--- start of Dataset records ---

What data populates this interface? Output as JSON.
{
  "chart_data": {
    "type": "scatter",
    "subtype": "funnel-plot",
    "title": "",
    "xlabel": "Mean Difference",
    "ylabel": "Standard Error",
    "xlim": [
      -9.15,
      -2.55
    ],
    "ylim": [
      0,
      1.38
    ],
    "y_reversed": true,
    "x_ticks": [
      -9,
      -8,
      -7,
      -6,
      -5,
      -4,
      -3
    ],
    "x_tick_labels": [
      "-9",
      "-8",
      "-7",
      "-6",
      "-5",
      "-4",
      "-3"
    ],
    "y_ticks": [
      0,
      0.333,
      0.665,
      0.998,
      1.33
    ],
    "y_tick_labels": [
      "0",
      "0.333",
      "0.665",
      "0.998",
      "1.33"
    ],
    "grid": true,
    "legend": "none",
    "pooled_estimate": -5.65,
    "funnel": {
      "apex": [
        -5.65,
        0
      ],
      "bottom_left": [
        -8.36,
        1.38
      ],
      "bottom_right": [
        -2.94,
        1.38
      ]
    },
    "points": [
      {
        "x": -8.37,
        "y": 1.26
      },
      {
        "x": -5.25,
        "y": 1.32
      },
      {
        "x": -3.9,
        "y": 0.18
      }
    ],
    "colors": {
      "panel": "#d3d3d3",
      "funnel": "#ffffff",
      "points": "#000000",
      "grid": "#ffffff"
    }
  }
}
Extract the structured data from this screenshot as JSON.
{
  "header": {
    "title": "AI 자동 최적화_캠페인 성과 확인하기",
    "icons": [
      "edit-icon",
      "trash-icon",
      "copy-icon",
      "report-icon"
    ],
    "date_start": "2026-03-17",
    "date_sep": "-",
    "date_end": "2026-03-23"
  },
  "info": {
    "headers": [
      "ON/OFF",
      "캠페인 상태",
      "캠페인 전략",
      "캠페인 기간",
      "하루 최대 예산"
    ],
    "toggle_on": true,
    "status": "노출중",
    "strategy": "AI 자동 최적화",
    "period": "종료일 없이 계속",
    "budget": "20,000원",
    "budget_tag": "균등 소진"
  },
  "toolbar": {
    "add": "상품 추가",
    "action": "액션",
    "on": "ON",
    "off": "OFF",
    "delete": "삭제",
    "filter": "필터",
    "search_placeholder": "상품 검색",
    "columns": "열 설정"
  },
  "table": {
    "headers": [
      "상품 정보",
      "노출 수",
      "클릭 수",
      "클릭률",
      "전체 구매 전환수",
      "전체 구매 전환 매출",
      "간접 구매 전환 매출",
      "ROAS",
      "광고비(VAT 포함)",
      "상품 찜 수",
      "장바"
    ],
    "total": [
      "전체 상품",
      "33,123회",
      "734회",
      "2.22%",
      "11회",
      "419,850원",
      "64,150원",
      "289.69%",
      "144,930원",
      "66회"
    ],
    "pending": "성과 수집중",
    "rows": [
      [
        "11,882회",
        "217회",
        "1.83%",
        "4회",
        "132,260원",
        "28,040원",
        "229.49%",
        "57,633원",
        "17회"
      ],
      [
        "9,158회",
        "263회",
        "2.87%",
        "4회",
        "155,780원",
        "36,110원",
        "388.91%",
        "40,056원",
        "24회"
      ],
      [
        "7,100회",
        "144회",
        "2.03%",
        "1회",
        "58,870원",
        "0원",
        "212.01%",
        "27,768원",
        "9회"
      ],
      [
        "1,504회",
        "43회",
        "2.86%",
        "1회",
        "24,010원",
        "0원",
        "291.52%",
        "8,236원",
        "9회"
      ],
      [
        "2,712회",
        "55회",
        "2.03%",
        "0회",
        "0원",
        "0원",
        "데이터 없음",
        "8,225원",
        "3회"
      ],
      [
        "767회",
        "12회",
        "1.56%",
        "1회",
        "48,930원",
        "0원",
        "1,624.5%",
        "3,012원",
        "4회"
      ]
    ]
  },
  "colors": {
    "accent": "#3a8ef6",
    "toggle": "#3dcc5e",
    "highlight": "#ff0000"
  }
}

--- end of Dataset records ---

Exercise description
Make an exact copy of the data above.

Full response
What data populates this interface? Output as JSON.
{
  "chart_data": {
    "type": "scatter",
    "subtype": "funnel-plot",
    "title": "",
    "xlabel": "Mean Difference",
    "ylabel": "Standard Error",
    "xlim": [
      -9.15,
      -2.55
    ],
    "ylim": [
      0,
      1.38
    ],
    "y_reversed": true,
    "x_ticks": [
      -9,
      -8,
      -7,
      -6,
      -5,
      -4,
      -3
    ],
    "x_tick_labels": [
      "-9",
      "-8",
      "-7",
      "-6",
      "-5",
      "-4",
      "-3"
    ],
    "y_ticks": [
      0,
      0.333,
      0.665,
      0.998,
      1.33
    ],
    "y_tick_labels": [
      "0",
      "0.333",
      "0.665",
      "0.998",
      "1.33"
    ],
    "grid": true,
    "legend": "none",
    "pooled_estimate": -5.65,
    "funnel": {
      "apex": [
        -5.65,
        0
      ],
      "bottom_left": [
        -8.36,
        1.38
      ],
      "bottom_right": [
        -2.94,
        1.38
      ]
    },
    "points": [
      {
        "x": -8.37,
        "y": 1.26
      },
      {
        "x": -5.25,
        "y": 1.32
      },
      {
        "x": -3.9,
        "y": 0.18
      }
    ],
    "colors": {
      "panel": "#d3d3d3",
      "funnel": "#ffffff",
      "points": "#000000",
      "grid": "#ffffff"
    }
  }
}
Extract the structured data from this screenshot as JSON.
{
  "header": {
    "title": "AI 자동 최적화_캠페인 성과 확인하기",
    "icons": [
      "edit-icon",
      "trash-icon",
      "copy-icon",
      "report-icon"
    ],
    "date_start": "2026-03-17",
    "date_sep": "-",
    "date_end": "2026-03-23"
  },
  "info": {
    "headers": [
      "ON/OFF",
      "캠페인 상태",
      "캠페인 전략",
      "캠페인 기간",
      "하루 최대 예산"
    ],
    "toggle_on": true,
    "status": "노출중",
    "strategy": "AI 자동 최적화",
    "period": "종료일 없이 계속",
    "budget": "20,000원",
    "budget_tag": "균등 소진"
  },
  "toolbar": {
    "add": "상품 추가",
    "action": "액션",
    "on": "ON",
    "off": "OFF",
    "delete": "삭제",
    "filter": "필터",
    "search_placeholder": "상품 검색",
    "columns": "열 설정"
  },
  "table": {
    "headers": [
      "상품 정보",
      "노출 수",
      "클릭 수",
      "클릭률",
      "전체 구매 전환수",
      "전체 구매 전환 매출",
      "간접 구매 전환 매출",
      "ROAS",
      "광고비(VAT 포함)",
      "상품 찜 수",
      "장바"
    ],
    "total": [
      "전체 상품",
      "33,123회",
      "734회",
      "2.22%",
      "11회",
      "419,850원",
      "64,150원",
      "289.69%",
      "144,930원",
      "66회"
    ],
    "pending": "성과 수집중",
    "rows": [
      [
        "11,882회",
        "217회",
        "1.83%",
        "4회",
        "132,260원",
        "28,040원",
        "229.49%",
        "57,633원",
        "17회"
      ],
      [
        "9,158회",
        "263회",
        "2.87%",
        "4회",
        "155,780원",
        "36,110원",
        "388.91%",
        "40,056원",
        "24회"
      ],
      [
        "7,100회",
        "144회",
        "2.03%",
        "1회",
        "58,870원",
        "0원",
        "212.01%",
        "27,768원",
        "9회"
      ],
      [
        "1,504회",
        "43회",
        "2.86%",
        "1회",
        "24,010원",
        "0원",
        "291.52%",
        "8,236원",
        "9회"
      ],
      [
        "2,712회",
        "55회",
        "2.03%",
        "0회",
        "0원",
        "0원",
        "데이터 없음",
        "8,225원",
        "3회"
      ],
      [
        "767회",
        "12회",
        "1.56%",
        "1회",
        "48,930원",
        "0원",
        "1,624.5%",
        "3,012원",
        "4회"
      ]
    ]
  },
  "colors": {
    "accent": "#3a8ef6",
    "toggle": "#3dcc5e",
    "highlight": "#ff0000"
  }
}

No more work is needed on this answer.